* Data supplied:
┌────────
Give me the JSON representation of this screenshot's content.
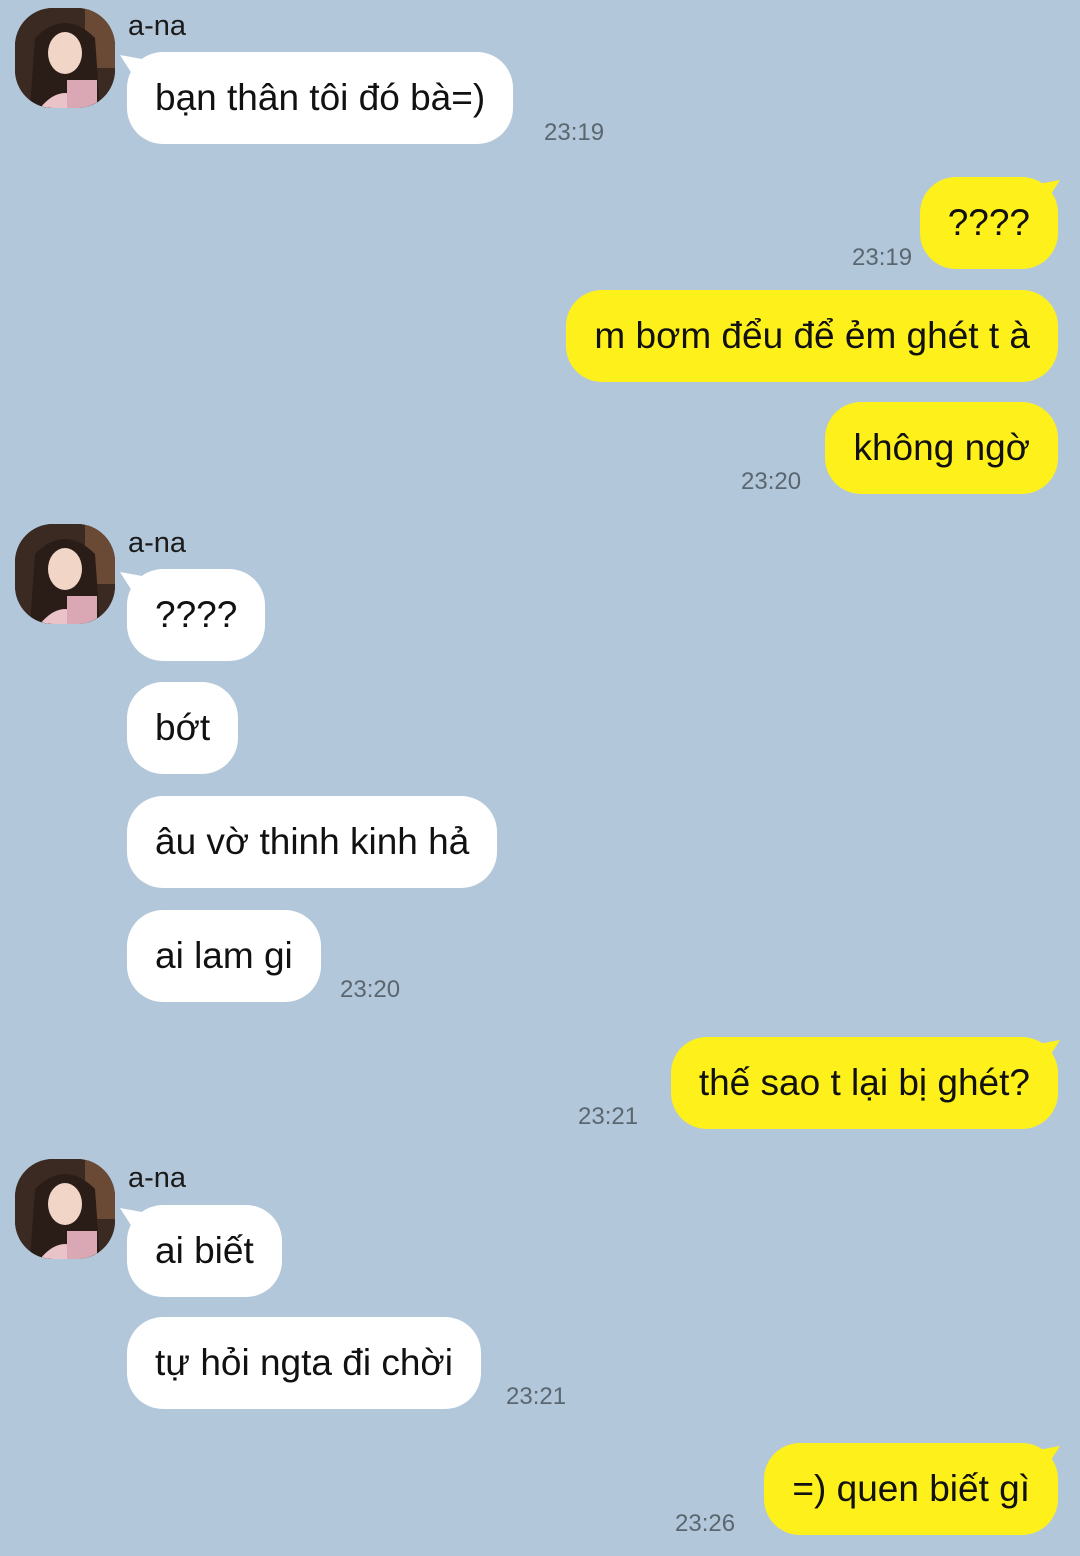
{
  "contact": {
    "name": "a-na"
  },
  "messages": [
    {
      "side": "in",
      "text": "bạn thân tôi đó bà=)",
      "time": "23:19"
    },
    {
      "side": "out",
      "text": "????",
      "time": "23:19"
    },
    {
      "side": "out",
      "text": "m bơm đểu để ẻm ghét t à"
    },
    {
      "side": "out",
      "text": "không ngờ",
      "time": "23:20"
    },
    {
      "side": "in",
      "text": "????"
    },
    {
      "side": "in",
      "text": "bớt"
    },
    {
      "side": "in",
      "text": "âu vờ thinh kinh hả"
    },
    {
      "side": "in",
      "text": "ai lam gi",
      "time": "23:20"
    },
    {
      "side": "out",
      "text": "thế sao t lại bị ghét?",
      "time": "23:21"
    },
    {
      "side": "in",
      "text": "ai biết"
    },
    {
      "side": "in",
      "text": "tự hỏi ngta đi chời",
      "time": "23:21"
    },
    {
      "side": "out",
      "text": "=) quen biết gì",
      "time": "23:26"
    }
  ],
  "colors": {
    "background": "#b2c7da",
    "incoming": "#ffffff",
    "outgoing": "#fef01b"
  },
  "icons": {
    "avatar": "profile-photo"
  }
}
└────────
Make a word-for-word copy of the entries, without any pictures.

Give me the JSON representation of this screenshot's content.
{
  "contact": {
    "name": "a-na"
  },
  "messages": [
    {
      "side": "in",
      "text": "bạn thân tôi đó bà=)",
      "time": "23:19"
    },
    {
      "side": "out",
      "text": "????",
      "time": "23:19"
    },
    {
      "side": "out",
      "text": "m bơm đểu để ẻm ghét t à"
    },
    {
      "side": "out",
      "text": "không ngờ",
      "time": "23:20"
    },
    {
      "side": "in",
      "text": "????"
    },
    {
      "side": "in",
      "text": "bớt"
    },
    {
      "side": "in",
      "text": "âu vờ thinh kinh hả"
    },
    {
      "side": "in",
      "text": "ai lam gi",
      "time": "23:20"
    },
    {
      "side": "out",
      "text": "thế sao t lại bị ghét?",
      "time": "23:21"
    },
    {
      "side": "in",
      "text": "ai biết"
    },
    {
      "side": "in",
      "text": "tự hỏi ngta đi chời",
      "time": "23:21"
    },
    {
      "side": "out",
      "text": "=) quen biết gì",
      "time": "23:26"
    }
  ],
  "colors": {
    "background": "#b2c7da",
    "incoming": "#ffffff",
    "outgoing": "#fef01b"
  },
  "icons": {
    "avatar": "profile-photo"
  }
}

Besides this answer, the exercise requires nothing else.